-- Begin Extracted data --

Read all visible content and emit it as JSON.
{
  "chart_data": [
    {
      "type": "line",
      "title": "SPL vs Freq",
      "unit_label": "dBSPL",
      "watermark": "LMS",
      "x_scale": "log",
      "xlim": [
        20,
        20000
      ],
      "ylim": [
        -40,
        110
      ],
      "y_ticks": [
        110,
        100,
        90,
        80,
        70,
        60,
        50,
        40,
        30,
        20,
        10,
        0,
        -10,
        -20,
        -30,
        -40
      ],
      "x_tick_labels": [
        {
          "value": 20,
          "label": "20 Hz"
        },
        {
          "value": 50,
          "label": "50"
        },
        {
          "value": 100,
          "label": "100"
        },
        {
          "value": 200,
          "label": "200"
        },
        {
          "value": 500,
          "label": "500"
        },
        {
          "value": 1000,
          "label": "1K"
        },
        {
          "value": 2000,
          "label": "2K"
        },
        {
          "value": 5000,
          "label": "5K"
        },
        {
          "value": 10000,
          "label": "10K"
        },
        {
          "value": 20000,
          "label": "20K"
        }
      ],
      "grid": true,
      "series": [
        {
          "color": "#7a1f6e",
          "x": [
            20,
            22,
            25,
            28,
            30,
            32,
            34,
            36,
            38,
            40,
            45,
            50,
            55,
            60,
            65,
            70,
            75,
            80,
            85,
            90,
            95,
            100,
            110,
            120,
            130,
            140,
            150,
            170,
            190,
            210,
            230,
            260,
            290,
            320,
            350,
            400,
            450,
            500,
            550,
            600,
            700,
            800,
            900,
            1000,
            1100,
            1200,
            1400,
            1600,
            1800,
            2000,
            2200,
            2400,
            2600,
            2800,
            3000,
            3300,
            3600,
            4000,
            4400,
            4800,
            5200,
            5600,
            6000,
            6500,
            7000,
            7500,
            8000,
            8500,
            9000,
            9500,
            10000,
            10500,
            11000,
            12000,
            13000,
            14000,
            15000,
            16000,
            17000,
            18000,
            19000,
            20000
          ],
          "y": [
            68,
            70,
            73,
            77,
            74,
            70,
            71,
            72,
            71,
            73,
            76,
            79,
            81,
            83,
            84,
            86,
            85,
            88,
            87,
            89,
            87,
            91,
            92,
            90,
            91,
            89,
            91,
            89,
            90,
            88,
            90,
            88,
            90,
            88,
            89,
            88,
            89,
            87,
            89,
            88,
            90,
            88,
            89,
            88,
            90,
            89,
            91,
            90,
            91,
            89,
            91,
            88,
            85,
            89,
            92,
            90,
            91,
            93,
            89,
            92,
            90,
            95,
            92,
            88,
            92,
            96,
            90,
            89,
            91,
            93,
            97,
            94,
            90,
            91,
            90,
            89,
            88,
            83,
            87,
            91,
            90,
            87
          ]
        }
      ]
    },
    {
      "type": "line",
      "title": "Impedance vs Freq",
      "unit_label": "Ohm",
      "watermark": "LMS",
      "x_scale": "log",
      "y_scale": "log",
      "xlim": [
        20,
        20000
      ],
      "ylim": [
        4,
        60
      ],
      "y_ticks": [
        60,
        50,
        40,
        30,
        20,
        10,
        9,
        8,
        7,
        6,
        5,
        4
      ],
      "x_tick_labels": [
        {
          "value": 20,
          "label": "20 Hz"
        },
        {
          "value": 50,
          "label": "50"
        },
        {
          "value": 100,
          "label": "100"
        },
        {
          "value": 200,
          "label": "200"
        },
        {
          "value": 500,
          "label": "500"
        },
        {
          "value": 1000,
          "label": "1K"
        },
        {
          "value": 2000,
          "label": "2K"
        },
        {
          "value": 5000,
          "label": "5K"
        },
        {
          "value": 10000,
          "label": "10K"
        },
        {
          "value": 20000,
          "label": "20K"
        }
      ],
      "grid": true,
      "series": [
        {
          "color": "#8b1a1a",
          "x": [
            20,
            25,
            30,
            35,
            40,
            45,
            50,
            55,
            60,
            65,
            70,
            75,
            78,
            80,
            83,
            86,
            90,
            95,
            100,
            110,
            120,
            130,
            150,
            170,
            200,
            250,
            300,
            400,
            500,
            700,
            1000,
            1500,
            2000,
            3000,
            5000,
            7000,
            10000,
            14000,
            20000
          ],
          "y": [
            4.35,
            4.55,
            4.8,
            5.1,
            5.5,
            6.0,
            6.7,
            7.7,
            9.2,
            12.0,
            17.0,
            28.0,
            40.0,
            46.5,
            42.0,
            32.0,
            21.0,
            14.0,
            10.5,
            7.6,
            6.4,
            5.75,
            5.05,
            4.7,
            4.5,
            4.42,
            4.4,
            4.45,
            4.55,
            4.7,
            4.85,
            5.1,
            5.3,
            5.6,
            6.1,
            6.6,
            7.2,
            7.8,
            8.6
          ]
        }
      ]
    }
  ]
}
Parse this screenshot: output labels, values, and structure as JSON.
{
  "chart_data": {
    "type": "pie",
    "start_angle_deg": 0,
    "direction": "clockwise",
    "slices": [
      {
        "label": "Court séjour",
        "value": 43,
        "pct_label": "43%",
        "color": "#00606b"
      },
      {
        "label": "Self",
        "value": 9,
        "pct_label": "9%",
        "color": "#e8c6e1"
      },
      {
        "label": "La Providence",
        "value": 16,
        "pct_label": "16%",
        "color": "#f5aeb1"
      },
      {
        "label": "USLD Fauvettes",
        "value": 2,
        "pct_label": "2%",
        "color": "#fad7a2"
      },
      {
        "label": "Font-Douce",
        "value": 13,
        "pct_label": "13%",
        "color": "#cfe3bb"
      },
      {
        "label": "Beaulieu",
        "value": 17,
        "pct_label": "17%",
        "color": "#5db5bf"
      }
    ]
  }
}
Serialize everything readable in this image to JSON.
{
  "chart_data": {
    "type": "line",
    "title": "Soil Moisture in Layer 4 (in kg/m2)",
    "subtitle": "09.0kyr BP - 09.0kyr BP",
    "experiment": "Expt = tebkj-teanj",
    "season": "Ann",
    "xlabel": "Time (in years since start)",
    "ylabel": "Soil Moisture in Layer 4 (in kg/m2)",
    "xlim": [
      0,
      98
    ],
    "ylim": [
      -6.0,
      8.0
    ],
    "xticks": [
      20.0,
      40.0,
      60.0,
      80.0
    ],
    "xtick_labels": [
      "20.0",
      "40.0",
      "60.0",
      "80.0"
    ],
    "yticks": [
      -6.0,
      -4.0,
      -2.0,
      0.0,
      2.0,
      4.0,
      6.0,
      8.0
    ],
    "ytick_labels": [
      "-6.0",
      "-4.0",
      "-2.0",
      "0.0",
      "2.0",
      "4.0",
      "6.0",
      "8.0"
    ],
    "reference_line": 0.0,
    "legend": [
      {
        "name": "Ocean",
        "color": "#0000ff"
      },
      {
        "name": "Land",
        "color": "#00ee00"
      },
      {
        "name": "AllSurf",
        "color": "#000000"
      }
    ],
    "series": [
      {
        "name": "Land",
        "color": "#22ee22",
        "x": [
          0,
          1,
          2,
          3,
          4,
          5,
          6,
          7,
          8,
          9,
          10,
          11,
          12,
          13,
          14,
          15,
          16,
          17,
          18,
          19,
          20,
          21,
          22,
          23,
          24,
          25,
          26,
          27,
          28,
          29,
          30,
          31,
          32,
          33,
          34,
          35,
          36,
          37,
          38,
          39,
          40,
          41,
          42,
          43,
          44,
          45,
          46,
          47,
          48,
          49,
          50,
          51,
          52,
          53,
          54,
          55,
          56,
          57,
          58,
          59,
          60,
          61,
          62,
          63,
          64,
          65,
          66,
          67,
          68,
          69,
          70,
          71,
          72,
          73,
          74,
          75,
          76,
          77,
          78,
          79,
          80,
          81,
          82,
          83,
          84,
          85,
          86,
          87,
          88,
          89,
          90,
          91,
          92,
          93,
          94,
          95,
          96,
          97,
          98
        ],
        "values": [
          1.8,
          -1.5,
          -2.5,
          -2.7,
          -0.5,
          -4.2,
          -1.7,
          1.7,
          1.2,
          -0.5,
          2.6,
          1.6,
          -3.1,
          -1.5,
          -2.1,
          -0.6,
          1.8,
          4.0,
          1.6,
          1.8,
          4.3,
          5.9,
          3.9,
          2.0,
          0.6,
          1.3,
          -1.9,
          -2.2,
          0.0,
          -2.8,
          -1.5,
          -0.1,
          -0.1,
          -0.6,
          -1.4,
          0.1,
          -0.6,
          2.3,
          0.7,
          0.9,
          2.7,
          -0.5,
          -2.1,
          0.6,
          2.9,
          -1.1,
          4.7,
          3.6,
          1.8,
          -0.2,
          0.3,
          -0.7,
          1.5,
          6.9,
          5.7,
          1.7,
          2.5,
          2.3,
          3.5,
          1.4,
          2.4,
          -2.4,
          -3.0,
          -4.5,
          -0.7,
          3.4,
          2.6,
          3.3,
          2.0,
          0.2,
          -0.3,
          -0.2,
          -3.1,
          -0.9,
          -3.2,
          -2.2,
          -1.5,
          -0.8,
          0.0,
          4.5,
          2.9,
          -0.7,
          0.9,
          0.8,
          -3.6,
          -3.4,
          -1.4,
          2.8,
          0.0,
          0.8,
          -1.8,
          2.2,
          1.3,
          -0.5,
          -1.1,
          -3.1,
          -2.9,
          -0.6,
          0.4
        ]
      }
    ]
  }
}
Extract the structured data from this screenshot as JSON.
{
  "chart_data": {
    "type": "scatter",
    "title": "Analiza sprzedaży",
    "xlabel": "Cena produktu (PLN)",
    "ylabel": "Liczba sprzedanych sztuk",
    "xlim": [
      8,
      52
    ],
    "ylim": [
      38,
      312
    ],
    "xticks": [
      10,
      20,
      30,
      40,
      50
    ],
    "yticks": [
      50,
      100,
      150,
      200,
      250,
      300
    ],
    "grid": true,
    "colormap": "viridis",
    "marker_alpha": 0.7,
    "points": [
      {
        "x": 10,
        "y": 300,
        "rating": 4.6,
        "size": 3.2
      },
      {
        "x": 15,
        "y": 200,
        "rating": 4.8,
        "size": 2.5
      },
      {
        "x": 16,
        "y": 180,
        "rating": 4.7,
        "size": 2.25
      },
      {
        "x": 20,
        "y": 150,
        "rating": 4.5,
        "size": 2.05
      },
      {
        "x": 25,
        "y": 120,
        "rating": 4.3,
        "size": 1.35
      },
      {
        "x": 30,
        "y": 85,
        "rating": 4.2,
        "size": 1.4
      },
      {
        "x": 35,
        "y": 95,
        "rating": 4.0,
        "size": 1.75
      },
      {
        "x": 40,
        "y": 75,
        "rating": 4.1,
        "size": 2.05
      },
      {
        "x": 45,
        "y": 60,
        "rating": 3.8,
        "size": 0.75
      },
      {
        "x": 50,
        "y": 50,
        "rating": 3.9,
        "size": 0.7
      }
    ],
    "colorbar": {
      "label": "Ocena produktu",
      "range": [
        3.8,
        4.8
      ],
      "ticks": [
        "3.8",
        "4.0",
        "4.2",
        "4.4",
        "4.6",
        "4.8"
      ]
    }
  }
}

-- End Extracted data --

Requirements – In the listing above, find the lines holding the word "this" and copy them.

Answer –
Parse this screenshot: output labels, values, and structure as JSON.
Serialize everything readable in this image to JSON.
Extract the structured data from this screenshot as JSON.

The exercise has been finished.